• YOUR OBJECTIVE: All lines featuring the string "规范性附录" are to be listed.

• RECORD EXTRACTS:
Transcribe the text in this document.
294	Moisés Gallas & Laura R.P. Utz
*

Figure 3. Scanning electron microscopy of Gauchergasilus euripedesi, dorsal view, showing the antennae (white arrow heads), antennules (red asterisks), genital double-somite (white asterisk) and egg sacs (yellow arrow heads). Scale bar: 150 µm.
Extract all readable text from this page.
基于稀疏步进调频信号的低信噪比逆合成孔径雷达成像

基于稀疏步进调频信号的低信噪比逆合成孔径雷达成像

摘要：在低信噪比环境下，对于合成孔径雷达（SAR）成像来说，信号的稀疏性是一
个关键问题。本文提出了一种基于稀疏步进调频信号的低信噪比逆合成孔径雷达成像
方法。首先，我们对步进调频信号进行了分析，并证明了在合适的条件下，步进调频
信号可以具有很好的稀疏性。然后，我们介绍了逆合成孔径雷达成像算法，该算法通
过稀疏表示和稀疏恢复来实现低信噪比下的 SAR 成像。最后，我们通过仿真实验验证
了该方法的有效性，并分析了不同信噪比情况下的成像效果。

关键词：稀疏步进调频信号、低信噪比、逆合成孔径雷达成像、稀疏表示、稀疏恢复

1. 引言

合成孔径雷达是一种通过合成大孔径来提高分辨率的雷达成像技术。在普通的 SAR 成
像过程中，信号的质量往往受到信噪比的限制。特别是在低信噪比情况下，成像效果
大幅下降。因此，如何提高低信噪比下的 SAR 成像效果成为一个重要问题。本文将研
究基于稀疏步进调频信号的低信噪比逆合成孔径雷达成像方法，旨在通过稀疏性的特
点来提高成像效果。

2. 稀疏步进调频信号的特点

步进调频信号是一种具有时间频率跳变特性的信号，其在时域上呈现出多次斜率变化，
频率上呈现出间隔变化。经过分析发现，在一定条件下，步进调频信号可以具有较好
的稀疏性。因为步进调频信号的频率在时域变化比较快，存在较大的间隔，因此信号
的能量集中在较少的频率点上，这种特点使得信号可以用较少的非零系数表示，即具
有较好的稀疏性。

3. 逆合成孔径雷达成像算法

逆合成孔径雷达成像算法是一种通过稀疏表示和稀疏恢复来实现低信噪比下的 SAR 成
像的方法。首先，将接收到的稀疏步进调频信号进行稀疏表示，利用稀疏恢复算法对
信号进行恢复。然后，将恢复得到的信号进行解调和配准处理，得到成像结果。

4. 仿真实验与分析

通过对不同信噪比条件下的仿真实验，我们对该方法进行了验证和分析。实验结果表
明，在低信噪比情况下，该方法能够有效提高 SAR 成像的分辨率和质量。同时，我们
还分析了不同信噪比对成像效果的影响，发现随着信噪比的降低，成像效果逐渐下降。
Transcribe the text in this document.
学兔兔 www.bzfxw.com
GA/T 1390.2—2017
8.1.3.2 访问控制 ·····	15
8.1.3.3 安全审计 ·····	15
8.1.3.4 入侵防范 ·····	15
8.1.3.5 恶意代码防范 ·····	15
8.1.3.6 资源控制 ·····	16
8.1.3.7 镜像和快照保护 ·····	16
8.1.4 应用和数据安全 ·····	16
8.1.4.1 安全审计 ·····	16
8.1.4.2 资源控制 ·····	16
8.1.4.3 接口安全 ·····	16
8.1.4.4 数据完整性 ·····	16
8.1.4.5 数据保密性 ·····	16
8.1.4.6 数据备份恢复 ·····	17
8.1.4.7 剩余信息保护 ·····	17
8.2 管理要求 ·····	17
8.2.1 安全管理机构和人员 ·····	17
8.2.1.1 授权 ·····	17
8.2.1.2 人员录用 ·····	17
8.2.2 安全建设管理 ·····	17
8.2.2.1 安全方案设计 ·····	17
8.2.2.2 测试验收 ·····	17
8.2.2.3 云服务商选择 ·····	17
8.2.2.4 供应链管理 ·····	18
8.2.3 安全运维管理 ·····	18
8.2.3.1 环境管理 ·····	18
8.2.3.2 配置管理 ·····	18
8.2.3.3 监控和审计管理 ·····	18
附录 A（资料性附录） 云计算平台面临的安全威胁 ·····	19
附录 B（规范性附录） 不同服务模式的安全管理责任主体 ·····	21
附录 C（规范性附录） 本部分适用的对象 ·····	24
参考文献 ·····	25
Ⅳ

• FINISHED ANSWER:
附录 B（规范性附录） 不同服务模式的安全管理责任主体 ·····	21
附录 C（规范性附录） 本部分适用的对象 ·····	24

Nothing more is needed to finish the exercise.